--- BEGIN Material for this task ---
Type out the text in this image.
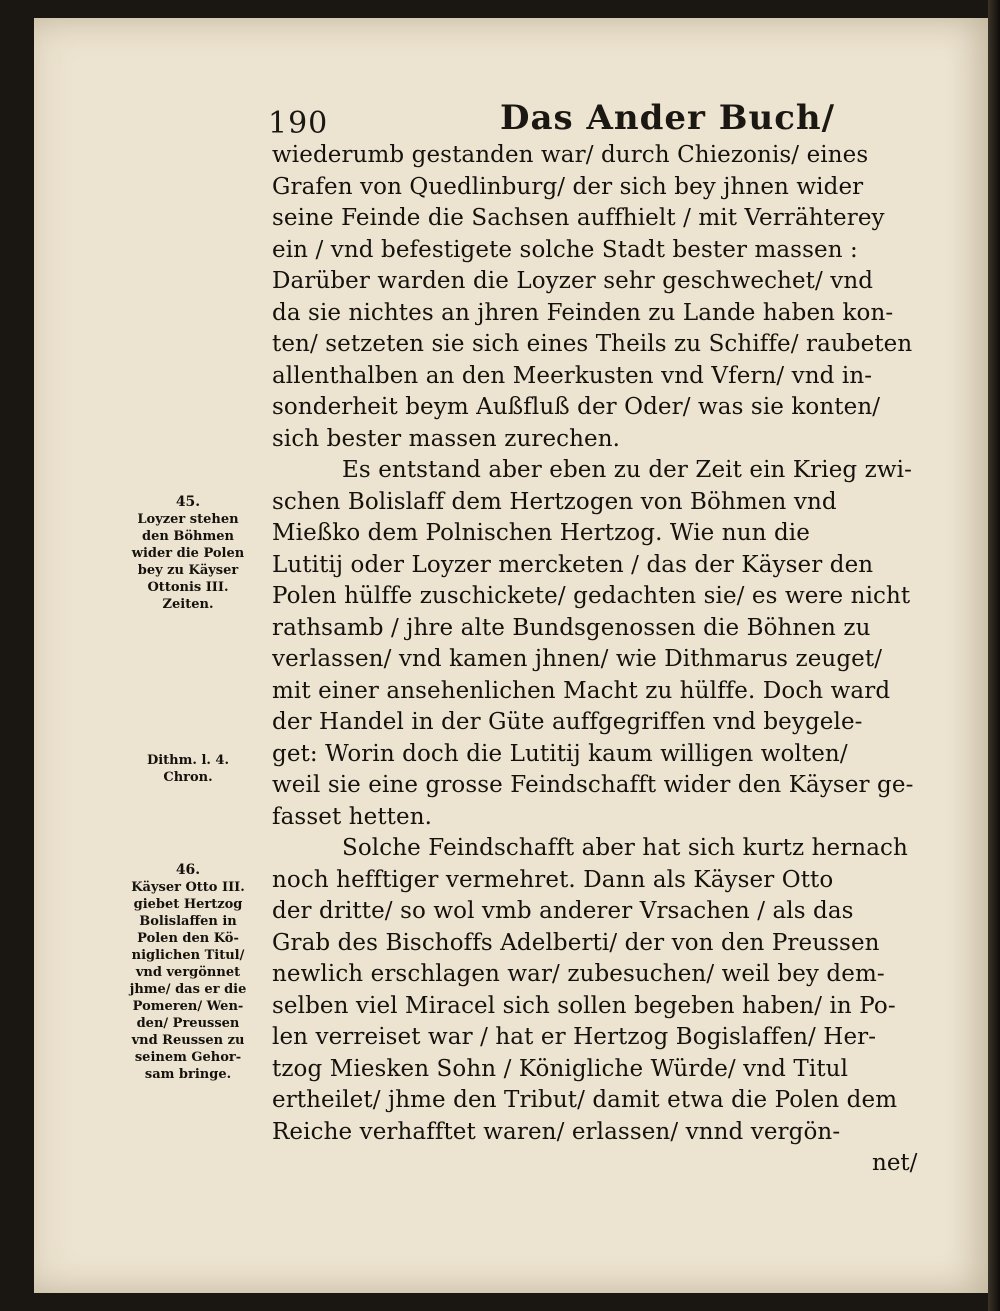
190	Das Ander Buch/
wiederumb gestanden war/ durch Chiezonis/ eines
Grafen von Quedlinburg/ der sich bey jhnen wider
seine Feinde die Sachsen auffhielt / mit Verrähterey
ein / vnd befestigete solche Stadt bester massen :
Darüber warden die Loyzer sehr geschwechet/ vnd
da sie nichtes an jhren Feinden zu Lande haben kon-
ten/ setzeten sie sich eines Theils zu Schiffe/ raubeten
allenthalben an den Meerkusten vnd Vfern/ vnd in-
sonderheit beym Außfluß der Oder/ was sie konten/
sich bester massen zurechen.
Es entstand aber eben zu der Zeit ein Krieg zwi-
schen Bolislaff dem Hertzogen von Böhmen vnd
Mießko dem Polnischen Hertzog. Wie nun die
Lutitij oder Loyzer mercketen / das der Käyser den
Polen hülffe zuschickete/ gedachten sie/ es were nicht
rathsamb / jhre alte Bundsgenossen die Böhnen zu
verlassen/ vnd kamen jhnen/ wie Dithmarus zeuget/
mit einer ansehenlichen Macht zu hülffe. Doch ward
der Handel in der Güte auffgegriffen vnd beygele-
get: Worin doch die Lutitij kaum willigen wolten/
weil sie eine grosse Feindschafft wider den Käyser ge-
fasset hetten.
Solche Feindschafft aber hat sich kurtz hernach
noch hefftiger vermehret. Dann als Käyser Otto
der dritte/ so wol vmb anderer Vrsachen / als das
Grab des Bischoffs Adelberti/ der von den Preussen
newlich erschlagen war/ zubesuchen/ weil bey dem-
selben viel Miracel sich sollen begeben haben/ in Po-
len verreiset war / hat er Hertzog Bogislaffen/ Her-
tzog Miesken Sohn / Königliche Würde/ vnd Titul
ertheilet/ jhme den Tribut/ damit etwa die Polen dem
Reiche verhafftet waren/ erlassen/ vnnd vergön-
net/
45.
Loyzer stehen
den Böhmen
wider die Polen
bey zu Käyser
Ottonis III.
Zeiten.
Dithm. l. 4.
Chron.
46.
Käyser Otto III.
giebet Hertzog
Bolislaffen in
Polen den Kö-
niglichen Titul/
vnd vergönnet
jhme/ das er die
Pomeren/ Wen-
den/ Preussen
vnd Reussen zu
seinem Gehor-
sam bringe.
--- END Material for this task ---
▶ [Task statement]
Write out the material above once more, exactly as it reads, with no pictures.

▶ [Result of this task]
Type out the text in this image.
190	Das Ander Buch/
wiederumb gestanden war/ durch Chiezonis/ eines
Grafen von Quedlinburg/ der sich bey jhnen wider
seine Feinde die Sachsen auffhielt / mit Verrähterey
ein / vnd befestigete solche Stadt bester massen :
Darüber warden die Loyzer sehr geschwechet/ vnd
da sie nichtes an jhren Feinden zu Lande haben kon-
ten/ setzeten sie sich eines Theils zu Schiffe/ raubeten
allenthalben an den Meerkusten vnd Vfern/ vnd in-
sonderheit beym Außfluß der Oder/ was sie konten/
sich bester massen zurechen.
Es entstand aber eben zu der Zeit ein Krieg zwi-
schen Bolislaff dem Hertzogen von Böhmen vnd
Mießko dem Polnischen Hertzog. Wie nun die
Lutitij oder Loyzer mercketen / das der Käyser den
Polen hülffe zuschickete/ gedachten sie/ es were nicht
rathsamb / jhre alte Bundsgenossen die Böhnen zu
verlassen/ vnd kamen jhnen/ wie Dithmarus zeuget/
mit einer ansehenlichen Macht zu hülffe. Doch ward
der Handel in der Güte auffgegriffen vnd beygele-
get: Worin doch die Lutitij kaum willigen wolten/
weil sie eine grosse Feindschafft wider den Käyser ge-
fasset hetten.
Solche Feindschafft aber hat sich kurtz hernach
noch hefftiger vermehret. Dann als Käyser Otto
der dritte/ so wol vmb anderer Vrsachen / als das
Grab des Bischoffs Adelberti/ der von den Preussen
newlich erschlagen war/ zubesuchen/ weil bey dem-
selben viel Miracel sich sollen begeben haben/ in Po-
len verreiset war / hat er Hertzog Bogislaffen/ Her-
tzog Miesken Sohn / Königliche Würde/ vnd Titul
ertheilet/ jhme den Tribut/ damit etwa die Polen dem
Reiche verhafftet waren/ erlassen/ vnnd vergön-
net/
45.
Loyzer stehen
den Böhmen
wider die Polen
bey zu Käyser
Ottonis III.
Zeiten.
Dithm. l. 4.
Chron.
46.
Käyser Otto III.
giebet Hertzog
Bolislaffen in
Polen den Kö-
niglichen Titul/
vnd vergönnet
jhme/ das er die
Pomeren/ Wen-
den/ Preussen
vnd Reussen zu
seinem Gehor-
sam bringe.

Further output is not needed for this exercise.